[Items from a dataset]
+===+
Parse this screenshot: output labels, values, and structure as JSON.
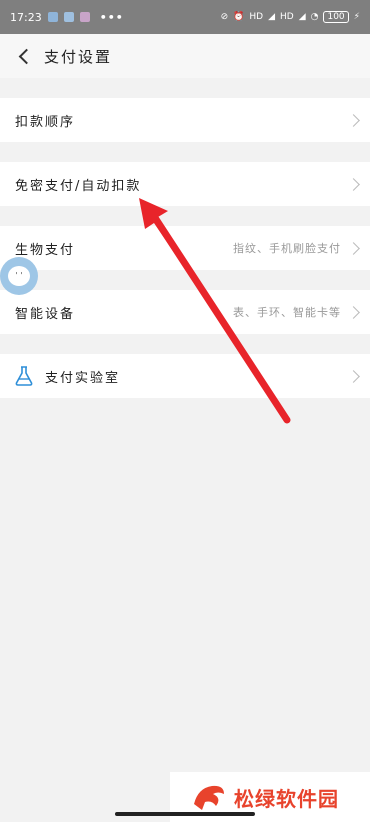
{
  "status_bar": {
    "time": "17:23",
    "dots": "•••",
    "network_1": "HD",
    "network_2": "HD",
    "battery": "100"
  },
  "header": {
    "title": "支付设置"
  },
  "rows": [
    {
      "label": "扣款顺序",
      "sub": ""
    },
    {
      "label": "免密支付/自动扣款",
      "sub": ""
    },
    {
      "label": "生物支付",
      "sub": "指纹、手机刷脸支付"
    },
    {
      "label": "智能设备",
      "sub": "表、手环、智能卡等"
    },
    {
      "label": "支付实验室",
      "sub": ""
    }
  ],
  "bubble": {
    "text": "' '"
  },
  "watermark": {
    "text": "松绿软件园"
  },
  "colors": {
    "arrow": "#e8242a",
    "watermark": "#e8432c",
    "flask": "#2f8fd8",
    "background": "#f2f2f2"
  },
  "icons": {
    "back": "chevron-left-icon",
    "row_arrow": "chevron-right-icon",
    "lab": "flask-icon"
  }
}
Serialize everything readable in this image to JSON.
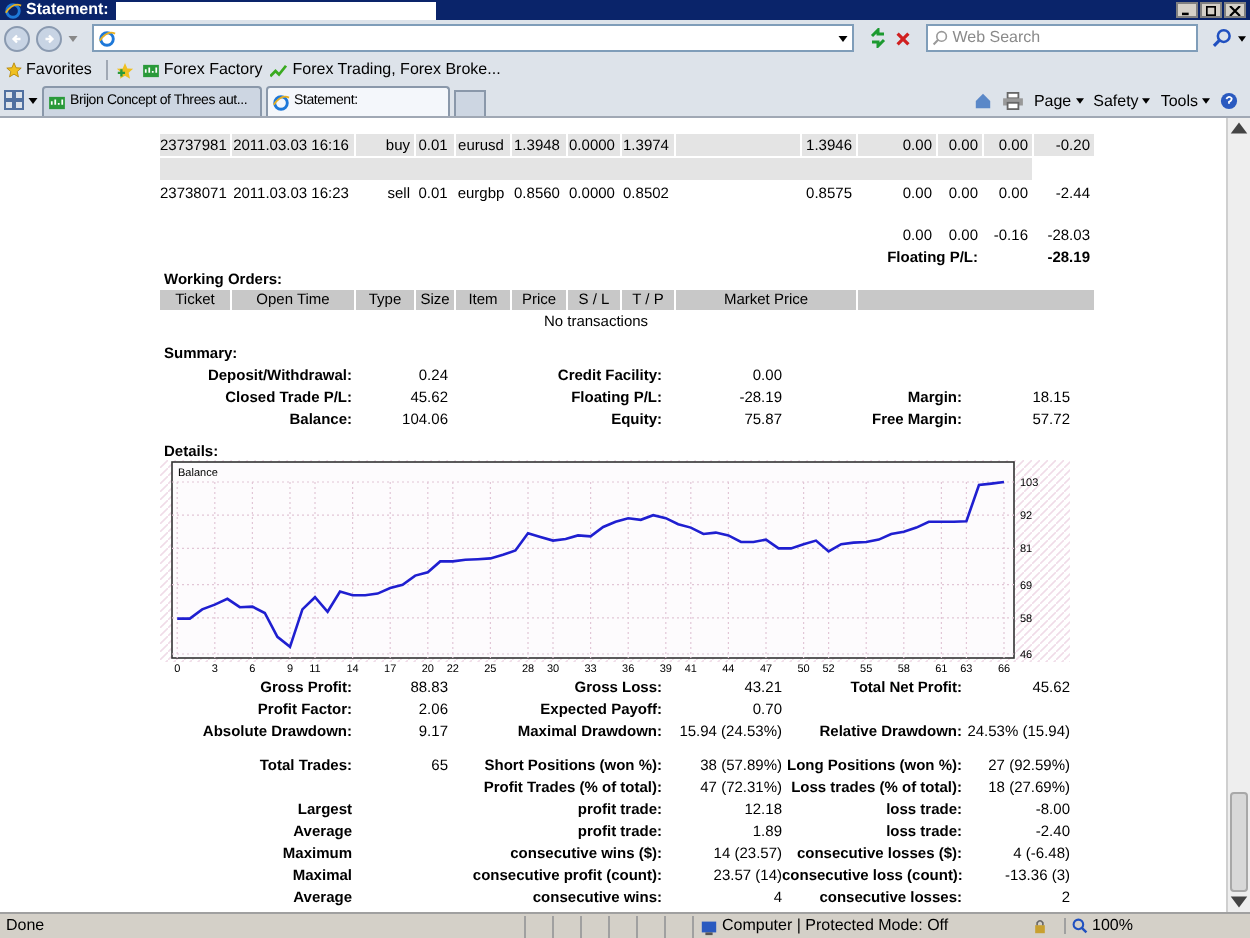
{
  "window": {
    "title": "Statement:"
  },
  "toolbar": {
    "search_placeholder": "Web Search"
  },
  "favorites": [
    {
      "label": "Favorites",
      "kind": "favorites"
    },
    {
      "label": "Forex Factory",
      "kind": "bar"
    },
    {
      "label": "Forex Trading, Forex Broke...",
      "kind": "chart"
    }
  ],
  "tabs": [
    {
      "label": "Brijon Concept of Threes aut...",
      "selected": false
    },
    {
      "label": "Statement:",
      "selected": true
    }
  ],
  "commands": [
    "Page",
    "Safety",
    "Tools"
  ],
  "trades": [
    {
      "kind": "trade",
      "shaded": true,
      "cells": [
        "23737981",
        "2011.03.03 16:16",
        "buy",
        "0.01",
        "eurusd",
        "1.3948",
        "0.0000",
        "1.3974",
        "1.3946",
        "0.00",
        "0.00",
        "0.00",
        "-0.20"
      ]
    },
    {
      "kind": "spacer",
      "shaded": true
    },
    {
      "kind": "trade",
      "shaded": false,
      "cells": [
        "23738071",
        "2011.03.03 16:23",
        "sell",
        "0.01",
        "eurgbp",
        "0.8560",
        "0.0000",
        "0.8502",
        "0.8575",
        "0.00",
        "0.00",
        "0.00",
        "-2.44"
      ]
    }
  ],
  "totals": [
    "0.00",
    "0.00",
    "-0.16",
    "-28.03"
  ],
  "floating": {
    "label": "Floating P/L:",
    "value": "-28.19"
  },
  "working_orders": {
    "title": "Working Orders:",
    "columns": [
      "Ticket",
      "Open Time",
      "Type",
      "Size",
      "Item",
      "Price",
      "S / L",
      "T / P",
      "Market Price"
    ],
    "empty_text": "No transactions"
  },
  "summary": {
    "title": "Summary:",
    "rows": [
      {
        "left": {
          "label": "Deposit/Withdrawal:",
          "value": "0.24"
        },
        "middle": {
          "label": "Credit Facility:",
          "value": "0.00"
        }
      },
      {
        "left": {
          "label": "Closed Trade P/L:",
          "value": "45.62"
        },
        "middle": {
          "label": "Floating P/L:",
          "value": "-28.19"
        },
        "right": {
          "label": "Margin:",
          "value": "18.15"
        }
      },
      {
        "left": {
          "label": "Balance:",
          "value": "104.06"
        },
        "middle": {
          "label": "Equity:",
          "value": "75.87"
        },
        "right": {
          "label": "Free Margin:",
          "value": "57.72"
        }
      }
    ]
  },
  "details": {
    "title": "Details:",
    "chart_data": {
      "type": "line",
      "grid": true,
      "x": [
        0,
        1,
        2,
        3,
        4,
        5,
        6,
        7,
        8,
        9,
        10,
        11,
        12,
        13,
        14,
        15,
        16,
        17,
        18,
        19,
        20,
        21,
        22,
        23,
        24,
        25,
        26,
        27,
        28,
        29,
        30,
        31,
        32,
        33,
        34,
        35,
        36,
        37,
        38,
        39,
        40,
        41,
        42,
        43,
        44,
        45,
        46,
        47,
        48,
        49,
        50,
        51,
        52,
        53,
        54,
        55,
        56,
        57,
        58,
        59,
        60,
        61,
        62,
        63,
        64,
        65,
        66
      ],
      "xlim": [
        0,
        66
      ],
      "ylim": [
        46,
        103
      ],
      "xticks": [
        0,
        3,
        6,
        9,
        11,
        14,
        17,
        20,
        22,
        25,
        28,
        30,
        33,
        36,
        39,
        41,
        44,
        47,
        50,
        52,
        55,
        58,
        61,
        63,
        66
      ],
      "yticks": [
        46,
        58,
        69,
        81,
        92,
        103
      ],
      "series": [
        {
          "name": "Balance",
          "color": "#1f1fd0",
          "values": [
            57.7,
            57.7,
            60.8,
            62.4,
            64.3,
            61.5,
            61.7,
            59.6,
            51.7,
            48.4,
            60.8,
            64.8,
            60,
            66.7,
            65.5,
            65.5,
            66,
            67.9,
            68.9,
            72,
            73.1,
            76.7,
            76.7,
            77.2,
            77.4,
            77.7,
            78.9,
            80.3,
            86,
            84.8,
            83.6,
            84.1,
            85.3,
            85,
            88.1,
            89.8,
            91,
            90.5,
            92,
            91,
            89,
            87.9,
            85.8,
            86.2,
            85.3,
            83.1,
            83.1,
            83.9,
            81,
            81,
            82.4,
            83.6,
            80,
            82.4,
            82.9,
            83.1,
            83.9,
            85.8,
            86.5,
            87.9,
            89.8,
            89.8,
            89.8,
            90,
            102,
            102.5,
            103
          ]
        }
      ]
    }
  },
  "stats": [
    [
      {
        "left": {
          "label": "Gross Profit:",
          "value": "88.83"
        },
        "middle": {
          "label": "Gross Loss:",
          "value": "43.21"
        },
        "right": {
          "label": "Total Net Profit:",
          "value": "45.62"
        }
      },
      {
        "left": {
          "label": "Profit Factor:",
          "value": "2.06"
        },
        "middle": {
          "label": "Expected Payoff:",
          "value": "0.70"
        }
      },
      {
        "left": {
          "label": "Absolute Drawdown:",
          "value": "9.17"
        },
        "middle": {
          "label": "Maximal Drawdown:",
          "value": "15.94 (24.53%)"
        },
        "right": {
          "label": "Relative Drawdown:",
          "value": "24.53% (15.94)"
        }
      }
    ],
    [
      {
        "left": {
          "label": "Total Trades:",
          "value": "65"
        },
        "middle": {
          "label": "Short Positions (won %):",
          "value": "38 (57.89%)"
        },
        "right": {
          "label": "Long Positions (won %):",
          "value": "27 (92.59%)"
        }
      },
      {
        "middle": {
          "label": "Profit Trades (% of total):",
          "value": "47 (72.31%)"
        },
        "right": {
          "label": "Loss trades (% of total):",
          "value": "18 (27.69%)"
        }
      },
      {
        "left": {
          "label": "Largest"
        },
        "middle": {
          "label": "profit trade:",
          "value": "12.18"
        },
        "right": {
          "label": "loss trade:",
          "value": "-8.00"
        }
      },
      {
        "left": {
          "label": "Average"
        },
        "middle": {
          "label": "profit trade:",
          "value": "1.89"
        },
        "right": {
          "label": "loss trade:",
          "value": "-2.40"
        }
      },
      {
        "left": {
          "label": "Maximum"
        },
        "middle": {
          "label": "consecutive wins ($):",
          "value": "14 (23.57)"
        },
        "right": {
          "label": "consecutive losses ($):",
          "value": "4 (-6.48)"
        }
      },
      {
        "left": {
          "label": "Maximal"
        },
        "middle": {
          "label": "consecutive profit (count):",
          "value": "23.57 (14)"
        },
        "right": {
          "label": "consecutive loss (count):",
          "value": "-13.36 (3)"
        }
      },
      {
        "left": {
          "label": "Average"
        },
        "middle": {
          "label": "consecutive wins:",
          "value": "4"
        },
        "right": {
          "label": "consecutive losses:",
          "value": "2"
        }
      }
    ]
  ],
  "status_bar": {
    "text": "Done",
    "zone": "Computer | Protected Mode: Off",
    "zoom": "100%"
  }
}
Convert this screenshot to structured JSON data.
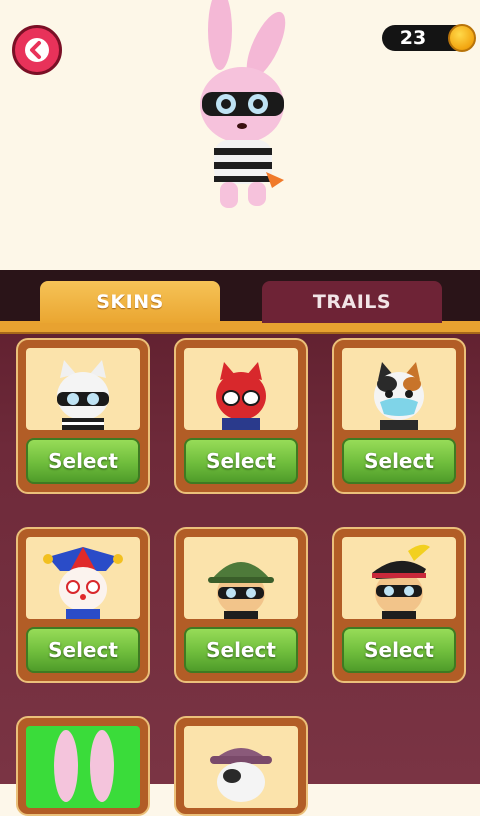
{
  "hud": {
    "coins": "23"
  },
  "tabs": [
    {
      "label": "SKINS",
      "active": true
    },
    {
      "label": "TRAILS",
      "active": false
    }
  ],
  "skins": [
    {
      "icon": "masked-cat-icon",
      "button": "Select"
    },
    {
      "icon": "spider-cat-icon",
      "button": "Select"
    },
    {
      "icon": "calico-cat-mask-icon",
      "button": "Select"
    },
    {
      "icon": "jester-character-icon",
      "button": "Select"
    },
    {
      "icon": "green-helmet-character-icon",
      "button": "Select"
    },
    {
      "icon": "pirate-hat-character-icon",
      "button": "Select"
    },
    {
      "icon": "bunny-ears-icon"
    },
    {
      "icon": "purple-hat-character-icon"
    }
  ],
  "colors": {
    "accent": "#e8a230",
    "select_green": "#6fbd3c",
    "back_red": "#e8325a"
  }
}
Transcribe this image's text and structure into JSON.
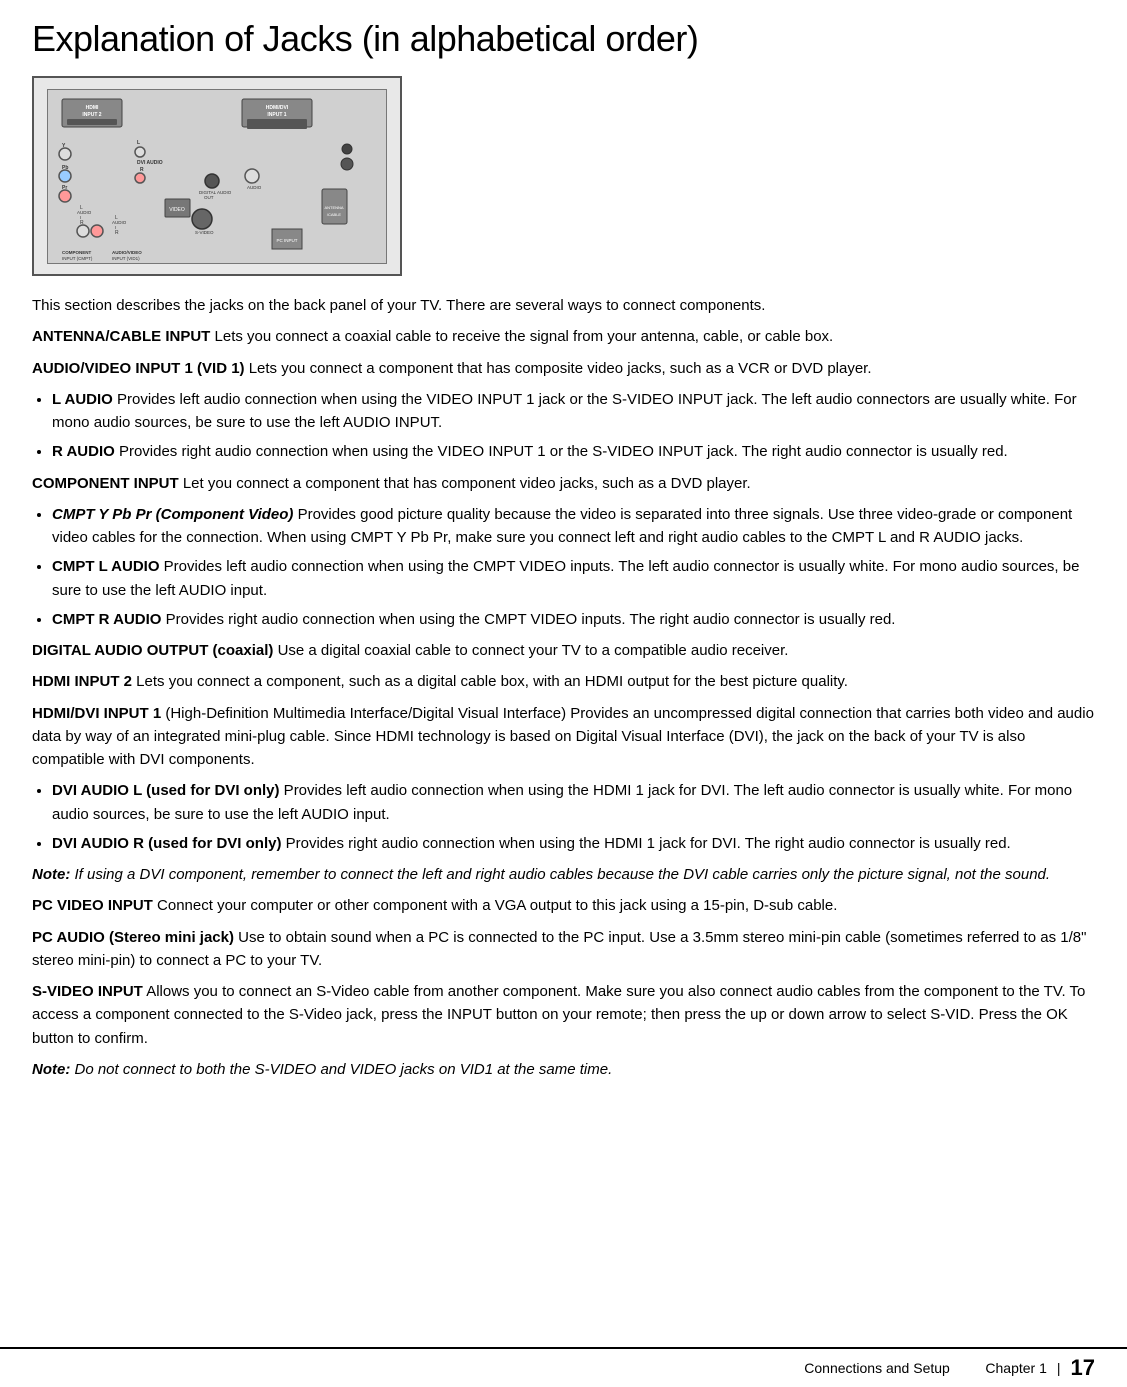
{
  "page": {
    "title": "Explanation of Jacks (in alphabetical order)"
  },
  "sections": [
    {
      "id": "intro",
      "text": "This section describes the jacks on the back panel of your TV. There are several ways to connect components."
    },
    {
      "id": "antenna",
      "label": "ANTENNA/CABLE INPUT",
      "text": " Lets you connect a coaxial cable to receive the signal from your antenna, cable, or cable box."
    },
    {
      "id": "audio_video",
      "label": "AUDIO/VIDEO INPUT 1 (VID 1)",
      "text": " Lets you connect a component that has composite video jacks, such as a VCR or DVD player."
    },
    {
      "id": "audio_video_bullets",
      "bullets": [
        {
          "label": "L AUDIO",
          "text": " Provides left audio connection when using the VIDEO INPUT 1 jack or the S-VIDEO INPUT jack. The left audio connectors are usually white. For mono audio sources, be sure to use the left AUDIO INPUT."
        },
        {
          "label": "R AUDIO",
          "text": " Provides right audio connection when using the VIDEO INPUT 1 or the S-VIDEO INPUT jack. The right audio connector is usually red."
        }
      ]
    },
    {
      "id": "component",
      "label": "COMPONENT INPUT",
      "text": " Let you connect a component that has component video jacks, such as a DVD player."
    },
    {
      "id": "component_bullets",
      "bullets": [
        {
          "label": "CMPT Y Pb Pr (Component Video)",
          "label_style": "italic-bold",
          "text": " Provides good picture quality because the video is separated into three signals. Use three video-grade or component video cables for the connection. When using CMPT Y Pb Pr, make sure you connect left and right audio cables to the CMPT L and R AUDIO jacks."
        },
        {
          "label": "CMPT L AUDIO",
          "text": " Provides left audio connection when using the  CMPT VIDEO inputs. The left audio connector is usually white. For mono audio sources, be sure to use the left AUDIO input."
        },
        {
          "label": "CMPT R AUDIO",
          "text": " Provides right audio connection when using the CMPT VIDEO inputs. The right audio connector is usually red."
        }
      ]
    },
    {
      "id": "digital_audio",
      "label": "DIGITAL AUDIO OUTPUT (coaxial)",
      "text": " Use a digital coaxial cable to connect your TV to a compatible audio receiver."
    },
    {
      "id": "hdmi2",
      "label": "HDMI INPUT 2",
      "text": "  Lets you connect a component, such as a digital cable box, with an HDMI output for the best picture quality."
    },
    {
      "id": "hdmi_dvi",
      "label": "HDMI/DVI INPUT 1",
      "text": " (High-Definition Multimedia Interface/Digital Visual Interface) Provides an uncompressed digital connection that carries both video and audio data by way of an integrated mini-plug cable. Since HDMI technology is based on Digital Visual Interface (DVI), the jack on the back of your TV is also compatible with DVI components."
    },
    {
      "id": "hdmi_dvi_bullets",
      "bullets": [
        {
          "label": "DVI AUDIO L (used for DVI only)",
          "text": " Provides left audio connection when using the HDMI 1 jack for DVI. The left audio connector is usually white. For mono audio sources, be sure to use the left AUDIO input."
        },
        {
          "label": "DVI AUDIO R (used for DVI only)",
          "text": " Provides right audio connection when using the HDMI 1 jack for DVI. The right audio connector is usually red."
        }
      ]
    },
    {
      "id": "dvi_note",
      "note_label": "Note:",
      "note_text": " If using a DVI component, remember to connect the left and right audio cables because the DVI cable carries only the picture signal, not the sound."
    },
    {
      "id": "pc_video",
      "label": "PC VIDEO INPUT",
      "text": "  Connect your computer or other component with a VGA output to this jack using a 15-pin, D-sub cable."
    },
    {
      "id": "pc_audio",
      "label": "PC AUDIO (Stereo mini jack)",
      "text": " Use to obtain sound when a PC is connected to the PC input. Use a 3.5mm stereo mini-pin cable (sometimes referred to as 1/8\" stereo mini-pin) to connect a PC to your TV."
    },
    {
      "id": "svideo",
      "label": "S-VIDEO INPUT",
      "text": "  Allows you to connect an S-Video cable from another component. Make sure you also connect audio cables from the component to the TV. To access a component connected to the S-Video jack, press the INPUT button on your remote; then press the up or down arrow to select S-VID. Press the OK button to confirm."
    },
    {
      "id": "svideo_note",
      "note_label": "Note:",
      "note_text": " Do not connect to both the S-VIDEO and VIDEO jacks on VID1 at the same time."
    }
  ],
  "footer": {
    "section_label": "Connections and Setup",
    "chapter_label": "Chapter 1",
    "page_number": "17"
  }
}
+===+
→ WHAT TO WORK ON
Pick out each line above that includes "both" and show it.

→ EXERCISE RESPONSE
      "text": " (High-Definition Multimedia Interface/Digital Visual Interface) Provides an uncompressed digital connection that carries both video and audio data by way of an integrated mini-plug cable. Since HDMI technology is based on Digital Visual Interface (DVI), the jack on the back of your TV is also compatible with DVI components."
      "note_text": " Do not connect to both the S-VIDEO and VIDEO jacks on VID1 at the same time."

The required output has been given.